PROVIDED ENTRIES -
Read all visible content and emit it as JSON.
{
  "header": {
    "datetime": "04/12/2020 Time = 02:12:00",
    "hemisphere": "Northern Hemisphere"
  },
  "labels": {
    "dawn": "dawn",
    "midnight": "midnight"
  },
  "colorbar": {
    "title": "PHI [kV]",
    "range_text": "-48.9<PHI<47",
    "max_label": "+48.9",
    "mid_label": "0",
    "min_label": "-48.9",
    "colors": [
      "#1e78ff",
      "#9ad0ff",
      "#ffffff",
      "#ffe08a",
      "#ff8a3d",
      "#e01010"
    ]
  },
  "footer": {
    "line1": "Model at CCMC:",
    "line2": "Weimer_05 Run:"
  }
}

INSTRUCTIONS TO FOLLOW - Copy every line of the records word for word.

SOLUTION TO THIS EXERCISE -
Read all visible content and emit it as JSON.
{
  "header": {
    "datetime": "04/12/2020 Time = 02:12:00",
    "hemisphere": "Northern Hemisphere"
  },
  "labels": {
    "dawn": "dawn",
    "midnight": "midnight"
  },
  "colorbar": {
    "title": "PHI [kV]",
    "range_text": "-48.9<PHI<47",
    "max_label": "+48.9",
    "mid_label": "0",
    "min_label": "-48.9",
    "colors": [
      "#1e78ff",
      "#9ad0ff",
      "#ffffff",
      "#ffe08a",
      "#ff8a3d",
      "#e01010"
    ]
  },
  "footer": {
    "line1": "Model at CCMC:",
    "line2": "Weimer_05 Run:"
  }
}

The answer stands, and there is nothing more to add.